= What you have to do =
Update the data below by changing every "text-line" to "text-row" and keeping all else the same. Leave the pictures out of your answer.

= Items =
======

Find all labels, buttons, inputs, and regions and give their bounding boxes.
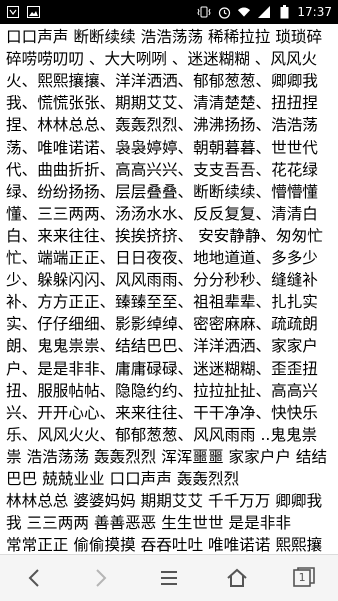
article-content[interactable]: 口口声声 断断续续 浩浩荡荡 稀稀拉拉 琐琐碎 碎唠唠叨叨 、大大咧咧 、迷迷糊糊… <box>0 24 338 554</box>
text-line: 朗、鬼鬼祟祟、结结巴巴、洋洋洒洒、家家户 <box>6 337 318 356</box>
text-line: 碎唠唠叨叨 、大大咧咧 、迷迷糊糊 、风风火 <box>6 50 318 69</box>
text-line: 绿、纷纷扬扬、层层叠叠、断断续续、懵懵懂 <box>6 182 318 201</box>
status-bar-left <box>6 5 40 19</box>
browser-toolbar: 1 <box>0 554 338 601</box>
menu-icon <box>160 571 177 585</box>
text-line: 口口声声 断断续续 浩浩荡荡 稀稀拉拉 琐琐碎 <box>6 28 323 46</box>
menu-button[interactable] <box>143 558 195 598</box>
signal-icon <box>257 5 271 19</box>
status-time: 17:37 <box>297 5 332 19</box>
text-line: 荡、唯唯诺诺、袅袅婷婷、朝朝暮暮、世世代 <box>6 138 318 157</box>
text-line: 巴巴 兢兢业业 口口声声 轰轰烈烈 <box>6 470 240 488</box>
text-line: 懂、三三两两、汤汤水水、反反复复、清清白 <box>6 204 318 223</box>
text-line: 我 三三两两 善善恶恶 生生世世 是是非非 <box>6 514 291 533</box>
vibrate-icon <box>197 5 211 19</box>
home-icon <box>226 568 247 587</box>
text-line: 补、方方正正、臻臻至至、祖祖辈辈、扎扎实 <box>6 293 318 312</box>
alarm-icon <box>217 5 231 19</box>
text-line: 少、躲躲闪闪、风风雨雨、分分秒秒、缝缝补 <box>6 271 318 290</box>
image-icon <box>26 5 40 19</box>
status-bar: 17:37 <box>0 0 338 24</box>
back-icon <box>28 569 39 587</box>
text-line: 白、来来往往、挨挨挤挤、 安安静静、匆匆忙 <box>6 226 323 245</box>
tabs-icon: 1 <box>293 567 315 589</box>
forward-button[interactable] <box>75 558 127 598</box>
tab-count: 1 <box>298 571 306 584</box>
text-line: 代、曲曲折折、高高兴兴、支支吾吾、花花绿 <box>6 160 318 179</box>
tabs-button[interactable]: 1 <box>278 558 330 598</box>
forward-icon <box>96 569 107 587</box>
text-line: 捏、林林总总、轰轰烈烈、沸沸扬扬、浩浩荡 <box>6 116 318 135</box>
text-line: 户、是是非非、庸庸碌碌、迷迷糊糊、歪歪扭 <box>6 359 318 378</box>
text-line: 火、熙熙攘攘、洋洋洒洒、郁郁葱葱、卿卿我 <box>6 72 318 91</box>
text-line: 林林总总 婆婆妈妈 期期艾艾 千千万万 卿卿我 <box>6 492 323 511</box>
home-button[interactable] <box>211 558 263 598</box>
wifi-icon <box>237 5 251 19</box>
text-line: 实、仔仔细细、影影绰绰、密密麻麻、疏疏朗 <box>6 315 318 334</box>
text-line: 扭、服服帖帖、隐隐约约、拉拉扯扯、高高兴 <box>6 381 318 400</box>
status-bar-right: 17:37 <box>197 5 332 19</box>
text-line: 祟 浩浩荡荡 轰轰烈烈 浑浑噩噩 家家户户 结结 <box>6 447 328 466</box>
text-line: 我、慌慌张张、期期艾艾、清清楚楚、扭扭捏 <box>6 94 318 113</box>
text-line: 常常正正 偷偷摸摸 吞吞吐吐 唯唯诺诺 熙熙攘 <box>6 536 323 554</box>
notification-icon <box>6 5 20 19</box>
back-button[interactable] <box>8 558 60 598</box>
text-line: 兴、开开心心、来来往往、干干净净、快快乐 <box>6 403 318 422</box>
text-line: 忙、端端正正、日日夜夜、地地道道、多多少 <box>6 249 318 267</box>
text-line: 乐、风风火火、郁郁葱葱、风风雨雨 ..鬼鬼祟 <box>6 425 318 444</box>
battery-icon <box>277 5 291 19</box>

======

= Completed exercise =
Find all labels, buttons, inputs, and regions and give their bounding boxes.
article-content[interactable]: 口口声声 断断续续 浩浩荡荡 稀稀拉拉 琐琐碎 碎唠唠叨叨 、大大咧咧 、迷迷糊糊… <box>0 24 338 554</box>
text-row: 朗、鬼鬼祟祟、结结巴巴、洋洋洒洒、家家户 <box>6 337 318 356</box>
text-row: 碎唠唠叨叨 、大大咧咧 、迷迷糊糊 、风风火 <box>6 50 318 69</box>
text-row: 绿、纷纷扬扬、层层叠叠、断断续续、懵懵懂 <box>6 182 318 201</box>
status-bar-left <box>6 5 40 19</box>
browser-toolbar: 1 <box>0 554 338 601</box>
menu-icon <box>160 571 177 585</box>
text-row: 口口声声 断断续续 浩浩荡荡 稀稀拉拉 琐琐碎 <box>6 28 323 46</box>
menu-button[interactable] <box>143 558 195 598</box>
signal-icon <box>257 5 271 19</box>
status-time: 17:37 <box>297 5 332 19</box>
text-row: 荡、唯唯诺诺、袅袅婷婷、朝朝暮暮、世世代 <box>6 138 318 157</box>
text-row: 巴巴 兢兢业业 口口声声 轰轰烈烈 <box>6 470 240 488</box>
text-row: 懂、三三两两、汤汤水水、反反复复、清清白 <box>6 204 318 223</box>
text-row: 我 三三两两 善善恶恶 生生世世 是是非非 <box>6 514 291 533</box>
vibrate-icon <box>197 5 211 19</box>
home-icon <box>226 568 247 587</box>
text-row: 补、方方正正、臻臻至至、祖祖辈辈、扎扎实 <box>6 293 318 312</box>
alarm-icon <box>217 5 231 19</box>
text-row: 少、躲躲闪闪、风风雨雨、分分秒秒、缝缝补 <box>6 271 318 290</box>
image-icon <box>26 5 40 19</box>
status-bar: 17:37 <box>0 0 338 24</box>
back-icon <box>28 569 39 587</box>
text-row: 白、来来往往、挨挨挤挤、 安安静静、匆匆忙 <box>6 226 323 245</box>
tabs-icon: 1 <box>293 567 315 589</box>
forward-button[interactable] <box>75 558 127 598</box>
tab-count: 1 <box>298 571 306 584</box>
text-row: 代、曲曲折折、高高兴兴、支支吾吾、花花绿 <box>6 160 318 179</box>
tabs-button[interactable]: 1 <box>278 558 330 598</box>
forward-icon <box>96 569 107 587</box>
text-row: 捏、林林总总、轰轰烈烈、沸沸扬扬、浩浩荡 <box>6 116 318 135</box>
text-row: 户、是是非非、庸庸碌碌、迷迷糊糊、歪歪扭 <box>6 359 318 378</box>
text-row: 火、熙熙攘攘、洋洋洒洒、郁郁葱葱、卿卿我 <box>6 72 318 91</box>
text-row: 林林总总 婆婆妈妈 期期艾艾 千千万万 卿卿我 <box>6 492 323 511</box>
home-button[interactable] <box>211 558 263 598</box>
wifi-icon <box>237 5 251 19</box>
text-row: 实、仔仔细细、影影绰绰、密密麻麻、疏疏朗 <box>6 315 318 334</box>
text-row: 扭、服服帖帖、隐隐约约、拉拉扯扯、高高兴 <box>6 381 318 400</box>
status-bar-right: 17:37 <box>197 5 332 19</box>
text-row: 祟 浩浩荡荡 轰轰烈烈 浑浑噩噩 家家户户 结结 <box>6 447 328 466</box>
text-row: 我、慌慌张张、期期艾艾、清清楚楚、扭扭捏 <box>6 94 318 113</box>
text-row: 常常正正 偷偷摸摸 吞吞吐吐 唯唯诺诺 熙熙攘 <box>6 536 323 554</box>
notification-icon <box>6 5 20 19</box>
back-button[interactable] <box>8 558 60 598</box>
text-row: 兴、开开心心、来来往往、干干净净、快快乐 <box>6 403 318 422</box>
text-row: 忙、端端正正、日日夜夜、地地道道、多多少 <box>6 249 318 267</box>
text-row: 乐、风风火火、郁郁葱葱、风风雨雨 ..鬼鬼祟 <box>6 425 318 444</box>
battery-icon <box>277 5 291 19</box>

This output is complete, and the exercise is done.